## Extracted information
========================================================================
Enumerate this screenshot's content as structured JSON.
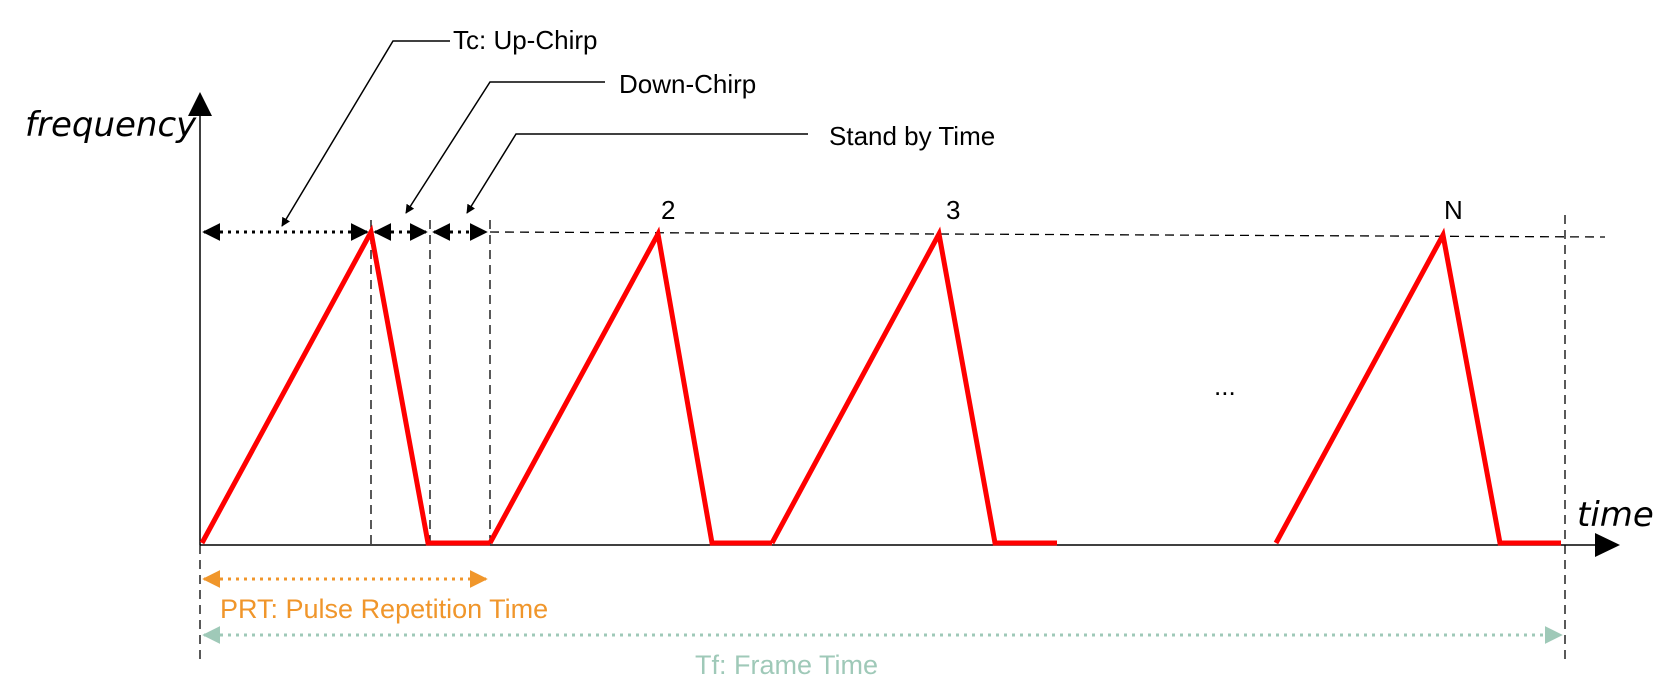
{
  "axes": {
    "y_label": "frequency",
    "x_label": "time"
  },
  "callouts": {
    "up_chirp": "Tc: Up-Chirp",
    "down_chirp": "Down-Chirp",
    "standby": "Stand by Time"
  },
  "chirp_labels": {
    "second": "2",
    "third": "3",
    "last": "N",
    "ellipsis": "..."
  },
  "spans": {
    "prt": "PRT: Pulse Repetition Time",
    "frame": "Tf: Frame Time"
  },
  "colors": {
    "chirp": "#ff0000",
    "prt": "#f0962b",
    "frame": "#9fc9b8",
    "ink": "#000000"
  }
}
========================================================================
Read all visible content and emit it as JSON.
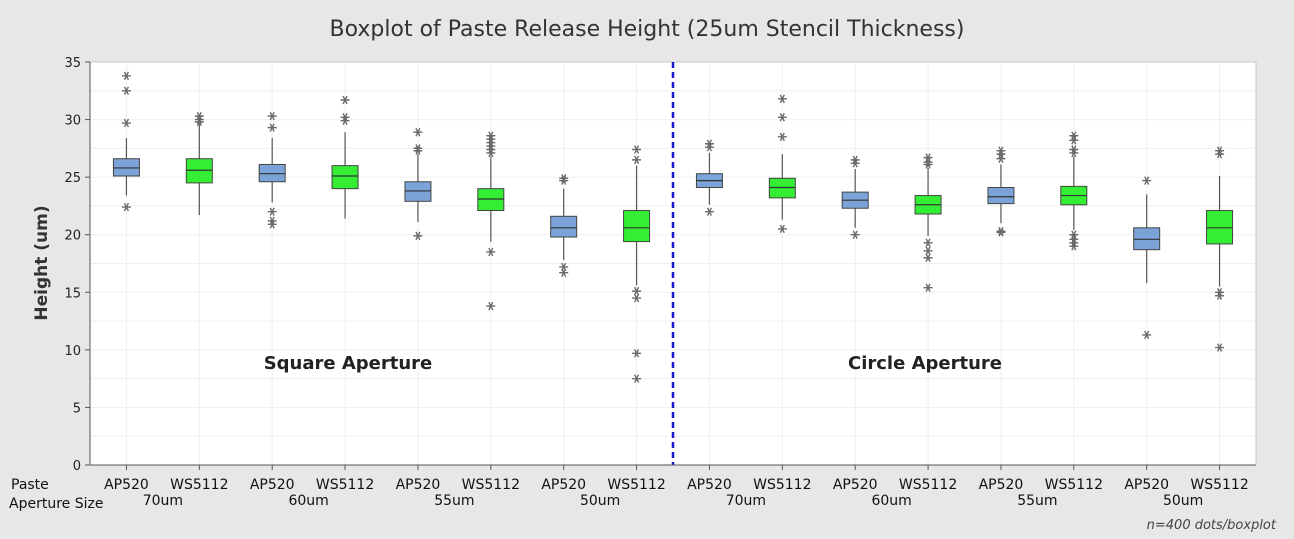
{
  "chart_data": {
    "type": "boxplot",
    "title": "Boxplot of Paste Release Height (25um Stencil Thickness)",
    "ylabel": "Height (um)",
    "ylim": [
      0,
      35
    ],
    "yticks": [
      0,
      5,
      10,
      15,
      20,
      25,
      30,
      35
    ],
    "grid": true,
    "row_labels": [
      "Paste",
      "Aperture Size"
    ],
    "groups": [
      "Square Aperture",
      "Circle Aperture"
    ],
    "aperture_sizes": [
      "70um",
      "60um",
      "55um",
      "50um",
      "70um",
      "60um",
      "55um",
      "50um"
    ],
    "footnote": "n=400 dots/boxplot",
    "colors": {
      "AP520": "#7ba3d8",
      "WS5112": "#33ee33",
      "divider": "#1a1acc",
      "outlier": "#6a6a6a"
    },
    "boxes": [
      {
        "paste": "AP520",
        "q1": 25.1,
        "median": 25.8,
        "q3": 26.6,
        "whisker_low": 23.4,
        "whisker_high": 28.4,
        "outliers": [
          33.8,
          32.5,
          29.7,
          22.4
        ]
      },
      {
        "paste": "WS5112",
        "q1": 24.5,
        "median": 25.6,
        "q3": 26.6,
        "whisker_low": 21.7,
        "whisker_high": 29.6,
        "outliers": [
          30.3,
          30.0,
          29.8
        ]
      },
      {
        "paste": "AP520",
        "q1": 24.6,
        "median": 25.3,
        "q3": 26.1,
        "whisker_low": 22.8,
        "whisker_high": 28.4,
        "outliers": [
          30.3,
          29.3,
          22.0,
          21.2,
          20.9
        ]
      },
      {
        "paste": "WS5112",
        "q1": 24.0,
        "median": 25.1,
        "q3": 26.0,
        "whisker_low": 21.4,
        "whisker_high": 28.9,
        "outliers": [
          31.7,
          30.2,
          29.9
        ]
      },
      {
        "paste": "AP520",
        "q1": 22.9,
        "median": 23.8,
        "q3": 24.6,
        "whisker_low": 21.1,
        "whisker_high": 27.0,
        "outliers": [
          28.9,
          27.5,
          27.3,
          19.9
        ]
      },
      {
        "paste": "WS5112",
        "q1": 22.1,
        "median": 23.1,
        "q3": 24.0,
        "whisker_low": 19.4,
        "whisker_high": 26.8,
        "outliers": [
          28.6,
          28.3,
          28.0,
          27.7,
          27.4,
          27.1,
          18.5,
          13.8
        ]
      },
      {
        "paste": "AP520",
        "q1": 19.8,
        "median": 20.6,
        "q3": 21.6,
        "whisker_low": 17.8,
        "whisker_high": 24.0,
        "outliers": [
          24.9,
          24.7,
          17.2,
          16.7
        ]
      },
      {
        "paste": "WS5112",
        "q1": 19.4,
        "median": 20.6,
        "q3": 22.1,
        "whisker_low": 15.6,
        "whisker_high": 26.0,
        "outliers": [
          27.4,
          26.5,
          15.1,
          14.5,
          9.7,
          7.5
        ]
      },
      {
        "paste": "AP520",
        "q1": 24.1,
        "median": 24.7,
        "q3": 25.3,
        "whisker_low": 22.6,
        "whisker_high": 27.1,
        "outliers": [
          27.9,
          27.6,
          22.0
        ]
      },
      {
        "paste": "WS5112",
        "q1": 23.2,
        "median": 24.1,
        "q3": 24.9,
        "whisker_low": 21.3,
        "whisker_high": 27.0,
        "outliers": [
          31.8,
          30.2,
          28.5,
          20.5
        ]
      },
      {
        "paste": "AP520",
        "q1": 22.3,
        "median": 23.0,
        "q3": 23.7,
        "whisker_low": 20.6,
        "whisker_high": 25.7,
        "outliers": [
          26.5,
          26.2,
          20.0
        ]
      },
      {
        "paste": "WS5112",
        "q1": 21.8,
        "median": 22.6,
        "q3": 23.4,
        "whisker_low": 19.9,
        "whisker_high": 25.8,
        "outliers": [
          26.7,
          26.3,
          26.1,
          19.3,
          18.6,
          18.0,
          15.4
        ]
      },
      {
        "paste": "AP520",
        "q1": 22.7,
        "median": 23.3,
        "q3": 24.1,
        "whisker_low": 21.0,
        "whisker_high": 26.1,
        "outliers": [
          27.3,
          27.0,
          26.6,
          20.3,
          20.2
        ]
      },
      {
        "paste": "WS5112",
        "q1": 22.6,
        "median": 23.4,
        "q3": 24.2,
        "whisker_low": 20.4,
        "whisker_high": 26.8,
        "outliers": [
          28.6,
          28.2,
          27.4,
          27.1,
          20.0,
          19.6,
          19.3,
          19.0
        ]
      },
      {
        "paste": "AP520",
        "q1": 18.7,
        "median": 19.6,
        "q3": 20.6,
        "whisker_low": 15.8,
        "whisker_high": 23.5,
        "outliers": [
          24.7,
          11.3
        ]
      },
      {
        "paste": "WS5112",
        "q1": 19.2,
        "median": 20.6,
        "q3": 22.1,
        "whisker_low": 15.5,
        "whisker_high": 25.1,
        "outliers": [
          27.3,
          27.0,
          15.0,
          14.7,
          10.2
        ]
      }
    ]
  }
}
========================================================================
Copy out each line of the listing that holds "content".

## Result for this exercise
Enumerate this screenshot's content as structured JSON.
Read all visible content and emit it as JSON.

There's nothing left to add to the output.